I first heard about this book when Patrice Banks was interviewed on NPR’s Fresh Air podcast!
Here’s the link from the NPR archives:
I wanted to buy this book the minute I saw the podcast episode in my library.
I’m a bit biased, I think. Being the only child, my dad made sure that I was comfortable around cars from a very early age. Since he was an engineer, he wanted me to be as confident as possible with math and science, and anything related to it. Cars are complicated, don’t get me wrong, but being naturally curious, I learned quickly.
My dad taught me how to change the oil in our Volvo station wagon before I entered middle school. I also learned the essence of a gas and maintenance log, checking tire pressures, and having an emergency kit ready to go.
I also learned that my parents keep their cars for as long as possible. Our family only had/went through five cars by the time I graduated from college in 2011.

▸ Supplied information:
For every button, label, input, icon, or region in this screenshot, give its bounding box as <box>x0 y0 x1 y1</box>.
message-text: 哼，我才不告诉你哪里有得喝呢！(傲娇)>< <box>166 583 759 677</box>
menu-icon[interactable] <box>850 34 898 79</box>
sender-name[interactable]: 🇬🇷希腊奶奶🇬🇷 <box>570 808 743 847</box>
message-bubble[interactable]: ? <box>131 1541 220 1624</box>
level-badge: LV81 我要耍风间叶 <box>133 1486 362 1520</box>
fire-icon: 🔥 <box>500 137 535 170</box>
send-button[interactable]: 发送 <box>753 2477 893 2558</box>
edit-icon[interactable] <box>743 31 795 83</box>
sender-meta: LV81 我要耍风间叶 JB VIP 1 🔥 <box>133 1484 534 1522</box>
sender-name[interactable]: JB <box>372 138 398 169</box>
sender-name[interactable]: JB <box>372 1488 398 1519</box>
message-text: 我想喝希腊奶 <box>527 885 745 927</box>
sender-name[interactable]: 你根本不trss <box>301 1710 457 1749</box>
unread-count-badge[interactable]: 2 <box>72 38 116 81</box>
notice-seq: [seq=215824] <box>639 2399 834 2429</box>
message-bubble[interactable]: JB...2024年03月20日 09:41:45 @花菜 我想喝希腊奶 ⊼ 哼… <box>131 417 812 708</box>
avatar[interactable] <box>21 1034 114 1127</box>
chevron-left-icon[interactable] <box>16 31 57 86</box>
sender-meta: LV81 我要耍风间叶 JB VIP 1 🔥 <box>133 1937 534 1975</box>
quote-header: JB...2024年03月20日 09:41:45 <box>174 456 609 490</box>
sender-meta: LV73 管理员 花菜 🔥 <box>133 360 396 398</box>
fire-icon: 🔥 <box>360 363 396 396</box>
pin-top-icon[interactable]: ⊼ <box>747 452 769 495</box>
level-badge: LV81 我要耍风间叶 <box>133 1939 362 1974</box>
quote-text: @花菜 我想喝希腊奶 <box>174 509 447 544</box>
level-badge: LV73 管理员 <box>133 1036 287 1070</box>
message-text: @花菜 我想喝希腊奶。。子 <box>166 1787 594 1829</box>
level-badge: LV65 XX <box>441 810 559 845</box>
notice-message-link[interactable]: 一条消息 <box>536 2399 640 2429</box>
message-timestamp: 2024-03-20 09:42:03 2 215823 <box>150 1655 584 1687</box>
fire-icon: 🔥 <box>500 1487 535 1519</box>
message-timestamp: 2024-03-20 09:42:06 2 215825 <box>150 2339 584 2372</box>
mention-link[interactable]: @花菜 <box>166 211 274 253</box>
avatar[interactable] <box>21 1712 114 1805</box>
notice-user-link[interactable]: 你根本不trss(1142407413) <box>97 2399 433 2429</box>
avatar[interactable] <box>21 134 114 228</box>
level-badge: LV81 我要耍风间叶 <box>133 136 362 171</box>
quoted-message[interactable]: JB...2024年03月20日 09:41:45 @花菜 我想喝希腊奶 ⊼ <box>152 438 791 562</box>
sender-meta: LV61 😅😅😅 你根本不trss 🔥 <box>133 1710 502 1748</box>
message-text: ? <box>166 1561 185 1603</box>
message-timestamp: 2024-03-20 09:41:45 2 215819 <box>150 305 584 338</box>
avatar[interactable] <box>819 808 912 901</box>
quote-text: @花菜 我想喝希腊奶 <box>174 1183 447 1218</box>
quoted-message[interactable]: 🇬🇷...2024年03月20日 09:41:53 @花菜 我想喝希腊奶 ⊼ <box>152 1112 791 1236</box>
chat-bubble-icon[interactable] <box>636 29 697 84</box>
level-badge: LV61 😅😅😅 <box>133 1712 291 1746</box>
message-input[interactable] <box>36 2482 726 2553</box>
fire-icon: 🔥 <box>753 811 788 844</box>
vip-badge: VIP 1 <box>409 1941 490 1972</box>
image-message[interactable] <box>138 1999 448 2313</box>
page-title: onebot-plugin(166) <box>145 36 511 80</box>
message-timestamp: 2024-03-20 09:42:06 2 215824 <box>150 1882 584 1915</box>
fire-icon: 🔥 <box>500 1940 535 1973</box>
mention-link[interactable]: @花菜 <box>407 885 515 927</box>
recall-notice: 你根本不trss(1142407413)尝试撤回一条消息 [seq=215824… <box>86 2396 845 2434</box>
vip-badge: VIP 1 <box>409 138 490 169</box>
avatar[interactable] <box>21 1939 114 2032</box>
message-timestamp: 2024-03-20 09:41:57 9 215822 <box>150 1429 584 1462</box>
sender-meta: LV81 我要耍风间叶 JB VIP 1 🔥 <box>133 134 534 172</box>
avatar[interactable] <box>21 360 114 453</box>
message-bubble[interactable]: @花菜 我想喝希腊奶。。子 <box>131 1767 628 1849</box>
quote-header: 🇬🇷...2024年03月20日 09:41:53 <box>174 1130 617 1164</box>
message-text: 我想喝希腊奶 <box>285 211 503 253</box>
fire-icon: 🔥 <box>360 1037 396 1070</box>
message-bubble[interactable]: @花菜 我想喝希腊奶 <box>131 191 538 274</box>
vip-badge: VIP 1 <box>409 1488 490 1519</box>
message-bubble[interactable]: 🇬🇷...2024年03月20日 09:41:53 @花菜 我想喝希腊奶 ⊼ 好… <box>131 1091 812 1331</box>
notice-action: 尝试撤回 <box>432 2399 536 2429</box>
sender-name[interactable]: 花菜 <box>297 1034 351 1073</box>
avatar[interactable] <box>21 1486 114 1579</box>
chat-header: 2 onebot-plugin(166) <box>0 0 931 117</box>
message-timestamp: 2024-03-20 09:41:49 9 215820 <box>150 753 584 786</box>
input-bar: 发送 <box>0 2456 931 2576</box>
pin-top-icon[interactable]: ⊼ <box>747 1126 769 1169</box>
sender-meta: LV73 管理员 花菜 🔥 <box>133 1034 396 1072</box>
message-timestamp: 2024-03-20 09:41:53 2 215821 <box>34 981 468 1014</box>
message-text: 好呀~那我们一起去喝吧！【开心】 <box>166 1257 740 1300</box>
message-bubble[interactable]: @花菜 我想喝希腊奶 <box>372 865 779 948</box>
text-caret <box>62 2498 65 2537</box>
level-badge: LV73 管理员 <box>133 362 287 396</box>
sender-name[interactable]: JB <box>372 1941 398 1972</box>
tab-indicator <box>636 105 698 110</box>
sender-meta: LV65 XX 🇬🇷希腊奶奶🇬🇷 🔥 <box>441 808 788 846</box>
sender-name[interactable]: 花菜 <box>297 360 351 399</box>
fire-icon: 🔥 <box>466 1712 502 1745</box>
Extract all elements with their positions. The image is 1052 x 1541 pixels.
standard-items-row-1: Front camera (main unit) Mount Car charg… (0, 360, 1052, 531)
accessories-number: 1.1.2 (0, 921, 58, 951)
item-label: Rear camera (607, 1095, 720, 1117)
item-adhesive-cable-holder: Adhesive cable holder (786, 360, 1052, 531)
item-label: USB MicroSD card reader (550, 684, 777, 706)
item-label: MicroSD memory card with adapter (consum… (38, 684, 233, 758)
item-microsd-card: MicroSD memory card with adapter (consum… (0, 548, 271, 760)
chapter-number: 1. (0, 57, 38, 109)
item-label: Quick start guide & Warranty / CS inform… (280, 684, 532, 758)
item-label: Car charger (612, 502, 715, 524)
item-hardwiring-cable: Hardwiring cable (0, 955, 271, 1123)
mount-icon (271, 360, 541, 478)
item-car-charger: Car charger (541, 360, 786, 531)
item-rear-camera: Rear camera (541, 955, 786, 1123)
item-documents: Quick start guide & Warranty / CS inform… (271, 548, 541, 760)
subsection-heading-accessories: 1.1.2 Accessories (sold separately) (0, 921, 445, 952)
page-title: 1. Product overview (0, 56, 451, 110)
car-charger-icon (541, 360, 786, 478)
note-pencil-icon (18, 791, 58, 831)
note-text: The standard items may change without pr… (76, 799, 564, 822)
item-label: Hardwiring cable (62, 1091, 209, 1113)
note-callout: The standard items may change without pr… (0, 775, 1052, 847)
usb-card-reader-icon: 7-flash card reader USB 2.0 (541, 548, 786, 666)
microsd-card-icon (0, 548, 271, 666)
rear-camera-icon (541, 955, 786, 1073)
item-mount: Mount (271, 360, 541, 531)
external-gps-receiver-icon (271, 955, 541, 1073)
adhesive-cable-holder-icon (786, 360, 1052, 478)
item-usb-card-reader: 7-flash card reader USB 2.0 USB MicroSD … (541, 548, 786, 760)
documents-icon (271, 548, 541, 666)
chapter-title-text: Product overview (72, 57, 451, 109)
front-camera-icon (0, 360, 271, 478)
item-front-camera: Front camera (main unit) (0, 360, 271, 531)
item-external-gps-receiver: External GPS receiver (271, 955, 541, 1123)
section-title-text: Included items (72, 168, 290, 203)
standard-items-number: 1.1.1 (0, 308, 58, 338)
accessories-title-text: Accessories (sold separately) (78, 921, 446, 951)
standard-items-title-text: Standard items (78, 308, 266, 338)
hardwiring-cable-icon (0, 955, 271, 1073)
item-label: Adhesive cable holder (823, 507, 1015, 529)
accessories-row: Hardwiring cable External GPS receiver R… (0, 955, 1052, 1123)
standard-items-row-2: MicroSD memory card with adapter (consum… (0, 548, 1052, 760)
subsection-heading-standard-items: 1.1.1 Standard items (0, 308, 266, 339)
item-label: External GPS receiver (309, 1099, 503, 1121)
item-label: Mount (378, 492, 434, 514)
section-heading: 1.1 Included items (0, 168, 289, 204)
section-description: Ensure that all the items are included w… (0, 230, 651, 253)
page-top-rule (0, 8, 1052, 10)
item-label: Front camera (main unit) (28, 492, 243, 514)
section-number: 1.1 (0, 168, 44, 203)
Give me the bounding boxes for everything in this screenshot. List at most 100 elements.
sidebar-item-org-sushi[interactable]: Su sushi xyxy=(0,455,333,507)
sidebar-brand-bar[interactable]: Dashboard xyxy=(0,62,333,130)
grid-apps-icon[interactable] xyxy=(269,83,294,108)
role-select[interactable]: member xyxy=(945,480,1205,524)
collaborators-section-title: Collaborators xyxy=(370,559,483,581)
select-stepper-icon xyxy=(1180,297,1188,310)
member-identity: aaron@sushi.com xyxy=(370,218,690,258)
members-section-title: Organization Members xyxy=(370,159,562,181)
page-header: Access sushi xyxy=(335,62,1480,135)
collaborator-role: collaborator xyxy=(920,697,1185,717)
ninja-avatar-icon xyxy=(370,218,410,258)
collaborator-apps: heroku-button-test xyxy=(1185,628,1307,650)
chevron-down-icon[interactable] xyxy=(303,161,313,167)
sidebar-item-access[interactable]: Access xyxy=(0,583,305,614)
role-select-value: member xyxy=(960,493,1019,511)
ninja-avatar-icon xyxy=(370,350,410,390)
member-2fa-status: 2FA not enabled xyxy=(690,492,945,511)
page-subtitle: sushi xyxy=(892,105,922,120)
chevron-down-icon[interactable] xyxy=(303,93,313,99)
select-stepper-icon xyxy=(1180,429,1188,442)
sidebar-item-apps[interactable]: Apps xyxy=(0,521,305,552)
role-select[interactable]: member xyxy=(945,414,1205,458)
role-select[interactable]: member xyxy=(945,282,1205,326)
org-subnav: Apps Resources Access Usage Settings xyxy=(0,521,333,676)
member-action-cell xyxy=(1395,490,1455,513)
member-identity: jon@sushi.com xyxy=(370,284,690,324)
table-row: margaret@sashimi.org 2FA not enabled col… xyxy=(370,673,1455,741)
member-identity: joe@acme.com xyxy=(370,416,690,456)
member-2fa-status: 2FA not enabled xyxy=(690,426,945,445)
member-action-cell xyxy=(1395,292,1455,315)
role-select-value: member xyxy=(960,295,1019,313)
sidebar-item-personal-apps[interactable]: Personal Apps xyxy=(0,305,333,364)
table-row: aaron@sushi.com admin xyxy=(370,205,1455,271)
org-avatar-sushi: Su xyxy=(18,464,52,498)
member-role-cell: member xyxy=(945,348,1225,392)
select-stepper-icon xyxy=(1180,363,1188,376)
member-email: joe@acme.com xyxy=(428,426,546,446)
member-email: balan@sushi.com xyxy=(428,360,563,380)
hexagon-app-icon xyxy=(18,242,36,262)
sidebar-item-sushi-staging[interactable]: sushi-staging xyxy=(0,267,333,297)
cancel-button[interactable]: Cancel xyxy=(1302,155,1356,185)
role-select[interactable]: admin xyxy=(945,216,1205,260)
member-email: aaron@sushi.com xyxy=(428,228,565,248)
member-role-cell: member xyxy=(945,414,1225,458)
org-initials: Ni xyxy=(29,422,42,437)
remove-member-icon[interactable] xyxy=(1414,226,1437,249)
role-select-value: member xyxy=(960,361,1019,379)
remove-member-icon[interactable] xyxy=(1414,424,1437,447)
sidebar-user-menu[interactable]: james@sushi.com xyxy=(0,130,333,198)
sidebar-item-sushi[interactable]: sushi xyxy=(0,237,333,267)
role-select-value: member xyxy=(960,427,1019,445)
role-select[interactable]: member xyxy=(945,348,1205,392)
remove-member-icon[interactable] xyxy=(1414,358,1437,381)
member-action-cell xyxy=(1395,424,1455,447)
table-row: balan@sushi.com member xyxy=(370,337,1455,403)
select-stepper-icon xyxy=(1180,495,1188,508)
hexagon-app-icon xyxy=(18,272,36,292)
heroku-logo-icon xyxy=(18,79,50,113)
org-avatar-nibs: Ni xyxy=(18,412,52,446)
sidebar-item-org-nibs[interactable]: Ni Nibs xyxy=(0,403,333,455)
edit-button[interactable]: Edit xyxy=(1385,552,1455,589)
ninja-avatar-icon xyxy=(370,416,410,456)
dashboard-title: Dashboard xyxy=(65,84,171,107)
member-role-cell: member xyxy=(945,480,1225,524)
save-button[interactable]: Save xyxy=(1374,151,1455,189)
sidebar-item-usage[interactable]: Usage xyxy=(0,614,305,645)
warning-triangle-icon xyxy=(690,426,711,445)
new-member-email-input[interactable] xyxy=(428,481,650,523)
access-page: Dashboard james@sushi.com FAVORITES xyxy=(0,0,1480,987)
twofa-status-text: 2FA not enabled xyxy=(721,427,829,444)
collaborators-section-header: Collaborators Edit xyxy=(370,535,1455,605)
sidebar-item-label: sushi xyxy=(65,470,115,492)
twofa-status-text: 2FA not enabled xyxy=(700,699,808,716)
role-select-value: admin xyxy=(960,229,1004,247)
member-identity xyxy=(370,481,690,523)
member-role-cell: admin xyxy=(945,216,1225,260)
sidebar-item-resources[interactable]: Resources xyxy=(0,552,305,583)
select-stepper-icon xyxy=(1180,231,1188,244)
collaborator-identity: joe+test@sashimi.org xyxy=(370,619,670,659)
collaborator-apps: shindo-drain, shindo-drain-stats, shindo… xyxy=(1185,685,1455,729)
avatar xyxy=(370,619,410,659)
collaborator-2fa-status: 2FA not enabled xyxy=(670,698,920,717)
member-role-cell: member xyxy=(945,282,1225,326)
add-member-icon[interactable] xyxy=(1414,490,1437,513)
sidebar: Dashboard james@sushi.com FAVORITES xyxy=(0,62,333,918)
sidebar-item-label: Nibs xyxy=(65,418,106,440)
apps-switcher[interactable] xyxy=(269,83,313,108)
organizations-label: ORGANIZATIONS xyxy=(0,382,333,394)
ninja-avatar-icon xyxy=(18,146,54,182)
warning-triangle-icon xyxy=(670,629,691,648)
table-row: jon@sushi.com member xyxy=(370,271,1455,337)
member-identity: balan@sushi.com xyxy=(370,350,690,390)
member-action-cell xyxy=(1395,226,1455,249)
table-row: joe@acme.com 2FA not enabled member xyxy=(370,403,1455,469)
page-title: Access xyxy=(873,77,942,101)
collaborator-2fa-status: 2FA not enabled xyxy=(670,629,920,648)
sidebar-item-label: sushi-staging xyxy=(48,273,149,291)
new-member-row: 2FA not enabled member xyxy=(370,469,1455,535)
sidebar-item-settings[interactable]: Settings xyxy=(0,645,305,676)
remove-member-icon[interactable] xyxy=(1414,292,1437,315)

▸ Work to complete:
(1) In the post about growing up around cars, translate this sentence into Spanish: "My dad taught me how to change the oil in our Volvo station wagon before I entered middle school."
(2) Resume the post about growing up around cars, starting right after its last sentence.

▸ Task-by-task answers:
(1) Mi papá me enseñó a cambiar el aceite de nuestra camioneta Volvo antes de que yo entrara a la escuela secundaria.

(2)
- White Volvo 240 station wagon, 1988-2016
- Gold/beige Saturn SL sedan, early 1990s
- Forest green Volvo S70 sedan, 1998-2011
- Gold/beige Ford Ranger truck, 2005-present
- Gold/beige Toyota Camry sedan, 2010-present
The only new cars my parents ever purchased, in my lifetime, were the Volvo station wagon, and possibly the Saturn sedan. Everything else was/has been used. I learned how to drive stick on the Ford Ranger when I was in high school, although the Saturn sedan was also a manual transmission. The Camry is my baby, whom I call “Sandy.”
I really appreciate Banks writing this type of guide. It’s important for everyone to know the basics about the car you drive, but especially women. Banks has said this book arose out of her own experiences, and shame, with being incredibly intimidated by mechanics, car repairs, dealerships, and more.
Although I was fortunate to have a wonderful dad who taught me many things about cars early on, I know many women aren’t so lucky. Even some men I know aren’t handy with their cars, and trust their mechanics to fix whatever is wrong.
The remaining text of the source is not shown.